_Written request_
Copy all of the records below line for line without any changes, and omit the pictures from your answer.

_Layout annotation records_

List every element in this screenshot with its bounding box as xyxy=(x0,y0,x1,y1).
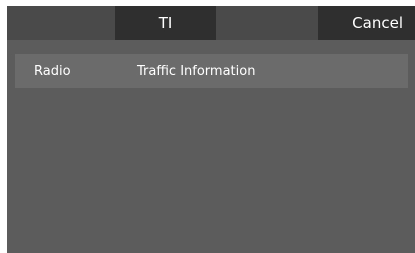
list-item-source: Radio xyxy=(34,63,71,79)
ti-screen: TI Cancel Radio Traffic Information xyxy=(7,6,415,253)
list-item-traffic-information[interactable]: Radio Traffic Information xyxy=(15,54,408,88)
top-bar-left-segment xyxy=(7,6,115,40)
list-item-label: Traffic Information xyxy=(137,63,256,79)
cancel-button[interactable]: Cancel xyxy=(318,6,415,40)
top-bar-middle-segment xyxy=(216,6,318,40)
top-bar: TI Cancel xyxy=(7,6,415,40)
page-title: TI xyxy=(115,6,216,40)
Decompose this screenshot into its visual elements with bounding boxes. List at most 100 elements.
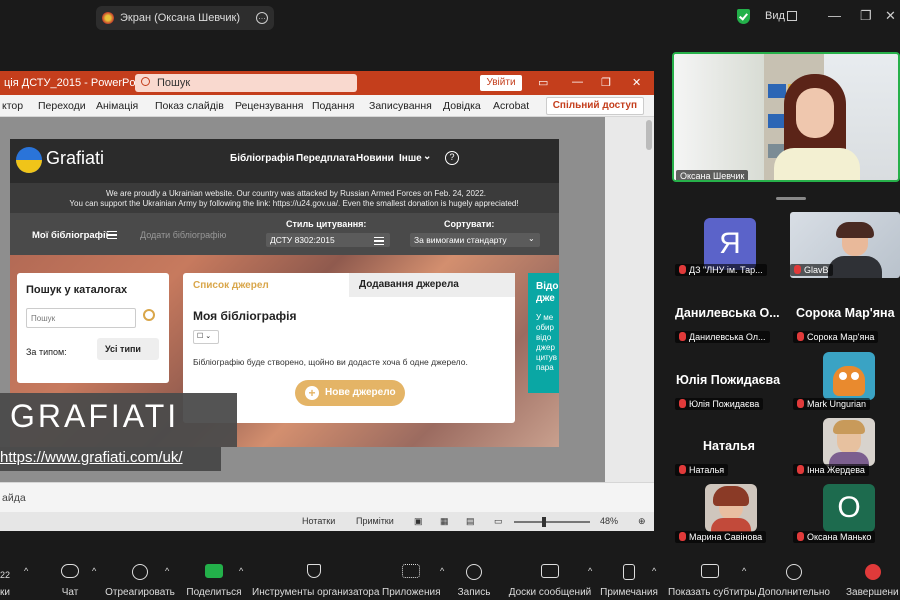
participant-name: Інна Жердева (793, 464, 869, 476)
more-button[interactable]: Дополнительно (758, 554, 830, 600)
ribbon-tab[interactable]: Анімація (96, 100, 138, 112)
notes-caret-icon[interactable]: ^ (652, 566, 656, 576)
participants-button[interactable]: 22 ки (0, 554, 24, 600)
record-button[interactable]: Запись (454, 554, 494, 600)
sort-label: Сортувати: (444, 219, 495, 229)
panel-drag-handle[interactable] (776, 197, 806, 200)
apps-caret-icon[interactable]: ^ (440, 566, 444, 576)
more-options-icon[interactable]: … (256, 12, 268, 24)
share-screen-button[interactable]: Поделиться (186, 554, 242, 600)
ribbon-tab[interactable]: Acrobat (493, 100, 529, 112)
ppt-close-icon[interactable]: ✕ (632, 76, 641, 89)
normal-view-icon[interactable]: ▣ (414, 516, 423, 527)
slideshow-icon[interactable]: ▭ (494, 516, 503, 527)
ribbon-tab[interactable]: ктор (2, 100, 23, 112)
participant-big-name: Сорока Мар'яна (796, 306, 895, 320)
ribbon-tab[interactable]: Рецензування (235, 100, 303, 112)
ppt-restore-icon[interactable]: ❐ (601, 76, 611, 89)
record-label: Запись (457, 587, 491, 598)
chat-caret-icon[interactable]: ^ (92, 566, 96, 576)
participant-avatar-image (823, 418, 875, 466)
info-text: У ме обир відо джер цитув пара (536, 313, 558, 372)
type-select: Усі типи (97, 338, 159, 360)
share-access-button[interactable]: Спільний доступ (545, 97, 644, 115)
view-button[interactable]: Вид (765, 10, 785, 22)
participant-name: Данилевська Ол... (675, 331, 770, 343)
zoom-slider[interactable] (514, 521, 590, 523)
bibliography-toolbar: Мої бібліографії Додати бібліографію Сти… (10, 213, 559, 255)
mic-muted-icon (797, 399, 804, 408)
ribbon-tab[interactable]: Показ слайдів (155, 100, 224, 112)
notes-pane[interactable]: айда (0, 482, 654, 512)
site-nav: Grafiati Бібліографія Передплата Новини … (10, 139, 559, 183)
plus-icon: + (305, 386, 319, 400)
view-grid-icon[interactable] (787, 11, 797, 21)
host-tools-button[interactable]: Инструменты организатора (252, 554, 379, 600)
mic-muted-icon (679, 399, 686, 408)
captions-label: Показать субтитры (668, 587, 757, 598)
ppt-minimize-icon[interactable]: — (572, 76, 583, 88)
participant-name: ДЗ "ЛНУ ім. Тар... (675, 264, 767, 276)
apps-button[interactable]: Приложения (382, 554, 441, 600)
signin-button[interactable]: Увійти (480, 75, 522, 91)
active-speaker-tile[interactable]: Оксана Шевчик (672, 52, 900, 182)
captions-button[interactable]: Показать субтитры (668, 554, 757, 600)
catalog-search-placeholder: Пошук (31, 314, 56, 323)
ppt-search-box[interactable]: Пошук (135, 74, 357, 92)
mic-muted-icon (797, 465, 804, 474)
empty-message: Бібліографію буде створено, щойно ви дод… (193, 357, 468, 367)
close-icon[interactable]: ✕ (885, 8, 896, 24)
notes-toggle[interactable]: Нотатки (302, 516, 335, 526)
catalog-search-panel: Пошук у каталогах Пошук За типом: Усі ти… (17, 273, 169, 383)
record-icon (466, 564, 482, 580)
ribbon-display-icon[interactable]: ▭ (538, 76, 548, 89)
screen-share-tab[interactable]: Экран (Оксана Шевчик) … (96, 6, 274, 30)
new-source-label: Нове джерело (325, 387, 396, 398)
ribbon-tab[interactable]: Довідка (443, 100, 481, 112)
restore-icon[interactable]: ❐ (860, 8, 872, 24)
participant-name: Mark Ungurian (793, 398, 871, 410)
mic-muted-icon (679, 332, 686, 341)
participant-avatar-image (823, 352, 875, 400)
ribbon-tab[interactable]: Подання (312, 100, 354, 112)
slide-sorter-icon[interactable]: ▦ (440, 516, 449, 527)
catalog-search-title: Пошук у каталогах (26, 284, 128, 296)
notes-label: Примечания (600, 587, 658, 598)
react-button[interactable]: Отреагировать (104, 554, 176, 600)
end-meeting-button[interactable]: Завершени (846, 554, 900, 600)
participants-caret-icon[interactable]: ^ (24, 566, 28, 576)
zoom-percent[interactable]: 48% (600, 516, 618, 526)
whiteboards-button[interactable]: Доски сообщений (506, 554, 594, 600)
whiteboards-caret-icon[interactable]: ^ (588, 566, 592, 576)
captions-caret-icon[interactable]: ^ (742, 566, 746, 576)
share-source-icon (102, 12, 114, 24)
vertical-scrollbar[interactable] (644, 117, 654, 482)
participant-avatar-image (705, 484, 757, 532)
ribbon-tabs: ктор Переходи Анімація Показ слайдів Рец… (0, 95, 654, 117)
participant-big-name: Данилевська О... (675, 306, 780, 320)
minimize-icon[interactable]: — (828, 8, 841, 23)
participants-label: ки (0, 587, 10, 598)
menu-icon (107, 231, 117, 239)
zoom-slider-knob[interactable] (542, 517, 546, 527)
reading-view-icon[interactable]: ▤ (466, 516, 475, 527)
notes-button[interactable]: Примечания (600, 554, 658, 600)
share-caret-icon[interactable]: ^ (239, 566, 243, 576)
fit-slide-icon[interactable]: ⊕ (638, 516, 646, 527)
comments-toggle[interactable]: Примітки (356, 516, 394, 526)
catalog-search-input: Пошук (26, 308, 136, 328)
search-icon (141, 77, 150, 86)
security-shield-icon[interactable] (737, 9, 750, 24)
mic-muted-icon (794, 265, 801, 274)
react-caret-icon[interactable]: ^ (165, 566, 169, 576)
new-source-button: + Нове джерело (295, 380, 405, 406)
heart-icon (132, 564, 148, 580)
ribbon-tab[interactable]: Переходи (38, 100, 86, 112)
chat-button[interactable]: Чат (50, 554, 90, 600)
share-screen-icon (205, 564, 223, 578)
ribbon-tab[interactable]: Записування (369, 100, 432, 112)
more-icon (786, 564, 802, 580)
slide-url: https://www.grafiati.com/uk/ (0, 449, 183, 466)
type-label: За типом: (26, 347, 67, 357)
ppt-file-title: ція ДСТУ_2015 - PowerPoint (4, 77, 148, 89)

_The result_
List every element in this screenshot with its bounding box as xyxy=(x0,y0,x1,y1).
list-item-source: Radio xyxy=(34,63,71,79)
ti-screen: TI Cancel Radio Traffic Information xyxy=(7,6,415,253)
list-item-traffic-information[interactable]: Radio Traffic Information xyxy=(15,54,408,88)
top-bar-left-segment xyxy=(7,6,115,40)
list-item-label: Traffic Information xyxy=(137,63,256,79)
cancel-button[interactable]: Cancel xyxy=(318,6,415,40)
top-bar-middle-segment xyxy=(216,6,318,40)
top-bar: TI Cancel xyxy=(7,6,415,40)
page-title: TI xyxy=(115,6,216,40)
Decompose this screenshot into its visual elements with bounding boxes. List at most 100 elements.
participant-name: Інна Жердева (793, 464, 869, 476)
more-button[interactable]: Дополнительно (758, 554, 830, 600)
ribbon-tab[interactable]: Анімація (96, 100, 138, 112)
notes-caret-icon[interactable]: ^ (652, 566, 656, 576)
participants-button[interactable]: 22 ки (0, 554, 24, 600)
record-button[interactable]: Запись (454, 554, 494, 600)
sort-label: Сортувати: (444, 219, 495, 229)
panel-drag-handle[interactable] (776, 197, 806, 200)
apps-caret-icon[interactable]: ^ (440, 566, 444, 576)
more-options-icon[interactable]: … (256, 12, 268, 24)
share-screen-button[interactable]: Поделиться (186, 554, 242, 600)
ribbon-tab[interactable]: Acrobat (493, 100, 529, 112)
ppt-close-icon[interactable]: ✕ (632, 76, 641, 89)
normal-view-icon[interactable]: ▣ (414, 516, 423, 527)
slideshow-icon[interactable]: ▭ (494, 516, 503, 527)
ribbon-tab[interactable]: ктор (2, 100, 23, 112)
participant-big-name: Сорока Мар'яна (796, 306, 895, 320)
ribbon-tab[interactable]: Рецензування (235, 100, 303, 112)
ppt-restore-icon[interactable]: ❐ (601, 76, 611, 89)
record-label: Запись (457, 587, 491, 598)
chat-caret-icon[interactable]: ^ (92, 566, 96, 576)
participant-avatar-image (823, 418, 875, 466)
info-text: У ме обир відо джер цитув пара (536, 313, 558, 372)
type-select: Усі типи (97, 338, 159, 360)
share-access-button[interactable]: Спільний доступ (545, 97, 644, 115)
view-button[interactable]: Вид (765, 10, 785, 22)
participant-name: Данилевська Ол... (675, 331, 770, 343)
zoom-slider[interactable] (514, 521, 590, 523)
bibliography-toolbar: Мої бібліографії Додати бібліографію Сти… (10, 213, 559, 255)
mic-muted-icon (797, 399, 804, 408)
ribbon-tab[interactable]: Показ слайдів (155, 100, 224, 112)
notes-pane[interactable]: айда (0, 482, 654, 512)
site-nav: Grafiati Бібліографія Передплата Новини … (10, 139, 559, 183)
plus-icon: + (305, 386, 319, 400)
view-grid-icon[interactable] (787, 11, 797, 21)
host-tools-button[interactable]: Инструменты организатора (252, 554, 379, 600)
mic-muted-icon (679, 399, 686, 408)
captions-label: Показать субтитры (668, 587, 757, 598)
ppt-minimize-icon[interactable]: — (572, 76, 583, 88)
participant-name: ДЗ "ЛНУ ім. Тар... (675, 264, 767, 276)
apps-button[interactable]: Приложения (382, 554, 441, 600)
signin-button[interactable]: Увійти (480, 75, 522, 91)
active-speaker-tile[interactable]: Оксана Шевчик (672, 52, 900, 182)
captions-button[interactable]: Показать субтитры (668, 554, 757, 600)
catalog-search-placeholder: Пошук (31, 314, 56, 323)
ppt-search-box[interactable]: Пошук (135, 74, 357, 92)
mic-muted-icon (797, 465, 804, 474)
empty-message: Бібліографію буде створено, щойно ви дод… (193, 357, 468, 367)
close-icon[interactable]: ✕ (885, 8, 896, 24)
notes-toggle[interactable]: Нотатки (302, 516, 335, 526)
catalog-search-panel: Пошук у каталогах Пошук За типом: Усі ти… (17, 273, 169, 383)
record-icon (466, 564, 482, 580)
ribbon-display-icon[interactable]: ▭ (538, 76, 548, 89)
screen-share-tab[interactable]: Экран (Оксана Шевчик) … (96, 6, 274, 30)
new-source-label: Нове джерело (325, 387, 396, 398)
ribbon-tab[interactable]: Довідка (443, 100, 481, 112)
restore-icon[interactable]: ❐ (860, 8, 872, 24)
participant-name: Mark Ungurian (793, 398, 871, 410)
mic-muted-icon (679, 332, 686, 341)
participant-avatar-image (823, 352, 875, 400)
ribbon-tab[interactable]: Подання (312, 100, 354, 112)
slide-sorter-icon[interactable]: ▦ (440, 516, 449, 527)
catalog-search-title: Пошук у каталогах (26, 284, 128, 296)
notes-label: Примечания (600, 587, 658, 598)
react-button[interactable]: Отреагировать (104, 554, 176, 600)
end-meeting-button[interactable]: Завершени (846, 554, 900, 600)
participants-caret-icon[interactable]: ^ (24, 566, 28, 576)
zoom-percent[interactable]: 48% (600, 516, 618, 526)
whiteboards-button[interactable]: Доски сообщений (506, 554, 594, 600)
whiteboards-caret-icon[interactable]: ^ (588, 566, 592, 576)
captions-caret-icon[interactable]: ^ (742, 566, 746, 576)
share-source-icon (102, 12, 114, 24)
vertical-scrollbar[interactable] (644, 117, 654, 482)
participant-avatar-image (705, 484, 757, 532)
ribbon-tabs: ктор Переходи Анімація Показ слайдів Рец… (0, 95, 654, 117)
participant-big-name: Данилевська О... (675, 306, 780, 320)
minimize-icon[interactable]: — (828, 8, 841, 23)
participants-label: ки (0, 587, 10, 598)
menu-icon (107, 231, 117, 239)
zoom-slider-knob[interactable] (542, 517, 546, 527)
reading-view-icon[interactable]: ▤ (466, 516, 475, 527)
notes-button[interactable]: Примечания (600, 554, 658, 600)
share-caret-icon[interactable]: ^ (239, 566, 243, 576)
fit-slide-icon[interactable]: ⊕ (638, 516, 646, 527)
comments-toggle[interactable]: Примітки (356, 516, 394, 526)
catalog-search-input: Пошук (26, 308, 136, 328)
search-icon (141, 77, 150, 86)
security-shield-icon[interactable] (737, 9, 750, 24)
mic-muted-icon (794, 265, 801, 274)
react-caret-icon[interactable]: ^ (165, 566, 169, 576)
new-source-button: + Нове джерело (295, 380, 405, 406)
heart-icon (132, 564, 148, 580)
ribbon-tab[interactable]: Переходи (38, 100, 86, 112)
chat-button[interactable]: Чат (50, 554, 90, 600)
share-screen-icon (205, 564, 223, 578)
ribbon-tab[interactable]: Записування (369, 100, 432, 112)
more-icon (786, 564, 802, 580)
slide-url: https://www.grafiati.com/uk/ (0, 449, 183, 466)
type-label: За типом: (26, 347, 67, 357)
ppt-file-title: ція ДСТУ_2015 - PowerPoint (4, 77, 148, 89)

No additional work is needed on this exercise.